# CHALLENGE
Some lines in the listing below may include the string "ffffff". How many are there? Give only the number.

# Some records
┄┄┄┄┄┄┄┄┄┄┄┄┄┄┄┄┄┄┄┄

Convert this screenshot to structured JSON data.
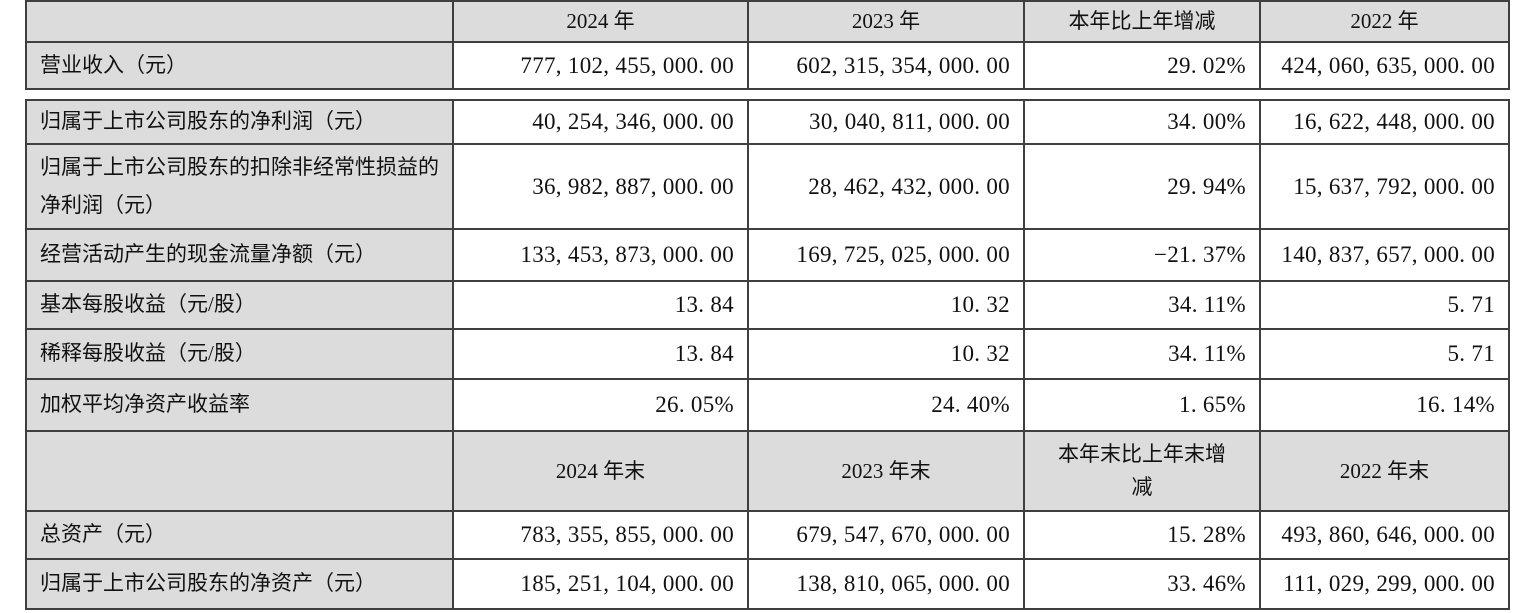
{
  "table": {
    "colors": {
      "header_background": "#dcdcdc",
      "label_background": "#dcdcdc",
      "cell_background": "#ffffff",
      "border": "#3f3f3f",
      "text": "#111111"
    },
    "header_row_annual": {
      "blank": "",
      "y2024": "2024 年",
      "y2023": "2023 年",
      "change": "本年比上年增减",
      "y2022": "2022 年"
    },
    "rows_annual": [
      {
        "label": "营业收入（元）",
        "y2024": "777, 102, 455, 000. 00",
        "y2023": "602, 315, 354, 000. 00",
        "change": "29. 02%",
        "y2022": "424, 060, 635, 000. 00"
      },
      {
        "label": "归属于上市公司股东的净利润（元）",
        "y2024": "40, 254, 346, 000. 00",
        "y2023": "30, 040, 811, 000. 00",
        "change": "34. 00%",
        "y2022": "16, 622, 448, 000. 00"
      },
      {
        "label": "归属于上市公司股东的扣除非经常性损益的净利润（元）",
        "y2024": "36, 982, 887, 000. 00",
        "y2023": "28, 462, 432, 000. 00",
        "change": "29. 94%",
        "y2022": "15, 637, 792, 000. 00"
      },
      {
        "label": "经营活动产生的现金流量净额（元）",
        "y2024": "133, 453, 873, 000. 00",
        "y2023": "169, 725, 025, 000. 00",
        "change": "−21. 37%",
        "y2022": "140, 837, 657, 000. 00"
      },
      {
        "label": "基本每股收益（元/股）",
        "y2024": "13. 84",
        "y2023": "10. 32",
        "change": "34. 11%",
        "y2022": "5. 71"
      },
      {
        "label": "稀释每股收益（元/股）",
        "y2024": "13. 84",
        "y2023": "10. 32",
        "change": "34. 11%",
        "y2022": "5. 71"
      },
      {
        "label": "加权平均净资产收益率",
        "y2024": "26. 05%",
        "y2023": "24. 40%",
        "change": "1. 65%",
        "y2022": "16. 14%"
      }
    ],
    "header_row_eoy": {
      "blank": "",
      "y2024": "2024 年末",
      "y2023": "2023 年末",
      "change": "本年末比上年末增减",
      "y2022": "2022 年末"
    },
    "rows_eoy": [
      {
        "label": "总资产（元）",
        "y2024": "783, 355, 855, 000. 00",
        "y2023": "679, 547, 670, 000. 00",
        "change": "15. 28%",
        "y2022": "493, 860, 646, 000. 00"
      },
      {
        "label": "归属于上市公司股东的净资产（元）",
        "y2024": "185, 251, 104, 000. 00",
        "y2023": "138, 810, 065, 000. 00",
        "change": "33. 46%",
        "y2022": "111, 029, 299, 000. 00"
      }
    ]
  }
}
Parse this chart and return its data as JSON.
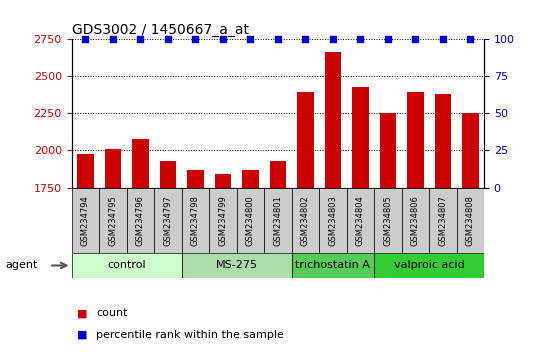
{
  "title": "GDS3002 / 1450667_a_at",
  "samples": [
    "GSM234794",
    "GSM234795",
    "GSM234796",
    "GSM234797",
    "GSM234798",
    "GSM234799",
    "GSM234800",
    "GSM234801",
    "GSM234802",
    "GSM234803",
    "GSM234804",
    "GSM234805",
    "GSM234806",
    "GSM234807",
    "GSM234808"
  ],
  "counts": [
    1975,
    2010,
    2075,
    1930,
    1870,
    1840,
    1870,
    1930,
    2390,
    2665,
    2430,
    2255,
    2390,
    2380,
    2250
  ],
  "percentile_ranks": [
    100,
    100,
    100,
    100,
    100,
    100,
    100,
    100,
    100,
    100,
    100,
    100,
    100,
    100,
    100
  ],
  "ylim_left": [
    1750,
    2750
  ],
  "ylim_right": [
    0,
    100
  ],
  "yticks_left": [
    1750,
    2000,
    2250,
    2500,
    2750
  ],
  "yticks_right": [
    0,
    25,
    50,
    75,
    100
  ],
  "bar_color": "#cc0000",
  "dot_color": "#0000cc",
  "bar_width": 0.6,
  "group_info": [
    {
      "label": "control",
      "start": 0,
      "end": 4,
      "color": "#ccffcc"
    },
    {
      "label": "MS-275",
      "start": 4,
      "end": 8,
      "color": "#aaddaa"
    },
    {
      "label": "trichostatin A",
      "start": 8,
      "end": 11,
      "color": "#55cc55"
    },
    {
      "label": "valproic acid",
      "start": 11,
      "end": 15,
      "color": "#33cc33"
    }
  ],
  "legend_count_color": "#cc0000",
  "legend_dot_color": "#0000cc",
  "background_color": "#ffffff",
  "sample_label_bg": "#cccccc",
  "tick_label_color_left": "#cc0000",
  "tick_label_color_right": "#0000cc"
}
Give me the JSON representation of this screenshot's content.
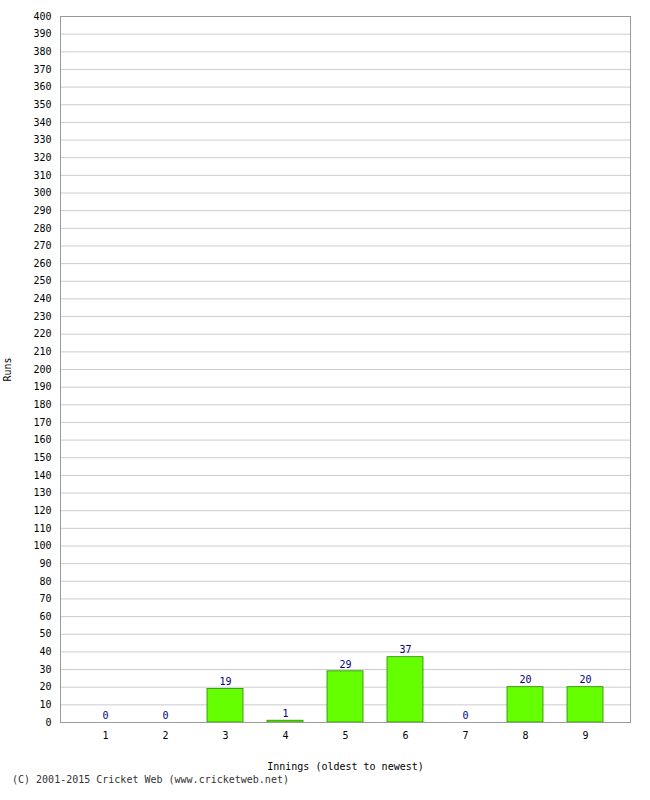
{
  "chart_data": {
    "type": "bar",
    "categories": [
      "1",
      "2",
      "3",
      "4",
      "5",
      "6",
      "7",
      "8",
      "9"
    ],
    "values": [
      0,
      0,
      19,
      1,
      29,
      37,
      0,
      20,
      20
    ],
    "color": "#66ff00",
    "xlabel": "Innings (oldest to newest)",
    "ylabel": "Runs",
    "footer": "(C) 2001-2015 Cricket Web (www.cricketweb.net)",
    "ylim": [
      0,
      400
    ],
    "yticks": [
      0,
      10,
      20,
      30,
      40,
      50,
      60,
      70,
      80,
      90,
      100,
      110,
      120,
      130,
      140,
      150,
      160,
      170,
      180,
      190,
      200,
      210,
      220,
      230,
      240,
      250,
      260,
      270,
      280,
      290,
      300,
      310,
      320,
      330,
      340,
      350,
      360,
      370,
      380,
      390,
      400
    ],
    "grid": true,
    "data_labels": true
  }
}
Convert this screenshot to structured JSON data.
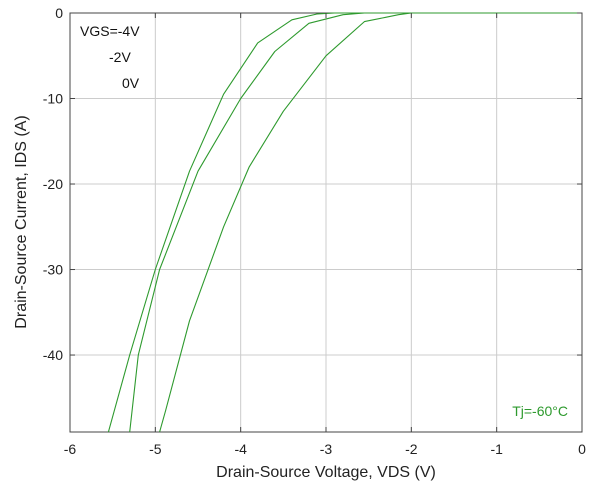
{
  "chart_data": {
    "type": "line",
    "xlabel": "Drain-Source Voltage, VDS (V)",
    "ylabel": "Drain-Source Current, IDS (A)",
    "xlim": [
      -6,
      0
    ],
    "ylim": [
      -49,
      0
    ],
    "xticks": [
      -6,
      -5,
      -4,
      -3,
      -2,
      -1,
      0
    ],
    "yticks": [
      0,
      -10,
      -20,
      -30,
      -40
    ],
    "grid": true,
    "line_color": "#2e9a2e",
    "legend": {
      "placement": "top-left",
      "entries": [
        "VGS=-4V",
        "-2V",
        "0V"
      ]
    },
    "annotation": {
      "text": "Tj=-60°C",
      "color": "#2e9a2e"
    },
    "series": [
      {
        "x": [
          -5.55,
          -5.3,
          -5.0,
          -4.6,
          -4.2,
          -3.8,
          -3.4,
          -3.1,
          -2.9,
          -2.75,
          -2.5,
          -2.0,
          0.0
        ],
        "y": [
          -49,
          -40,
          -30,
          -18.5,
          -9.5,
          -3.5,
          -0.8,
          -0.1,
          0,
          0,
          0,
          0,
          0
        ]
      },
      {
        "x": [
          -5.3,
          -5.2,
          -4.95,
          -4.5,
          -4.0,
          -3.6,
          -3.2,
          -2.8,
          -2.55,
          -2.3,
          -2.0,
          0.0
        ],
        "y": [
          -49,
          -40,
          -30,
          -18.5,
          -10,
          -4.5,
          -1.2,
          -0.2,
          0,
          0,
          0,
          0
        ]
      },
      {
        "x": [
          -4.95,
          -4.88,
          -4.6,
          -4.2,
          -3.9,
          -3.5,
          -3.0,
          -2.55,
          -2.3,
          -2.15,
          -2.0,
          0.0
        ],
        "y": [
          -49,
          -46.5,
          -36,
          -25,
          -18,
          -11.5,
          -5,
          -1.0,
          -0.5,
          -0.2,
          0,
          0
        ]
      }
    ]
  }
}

┄┄┄┄┄┄┄┄┄┄┄┄┄┄┄┄┄┄┄┄

# RESPONSE TO THIS EXERCISE
2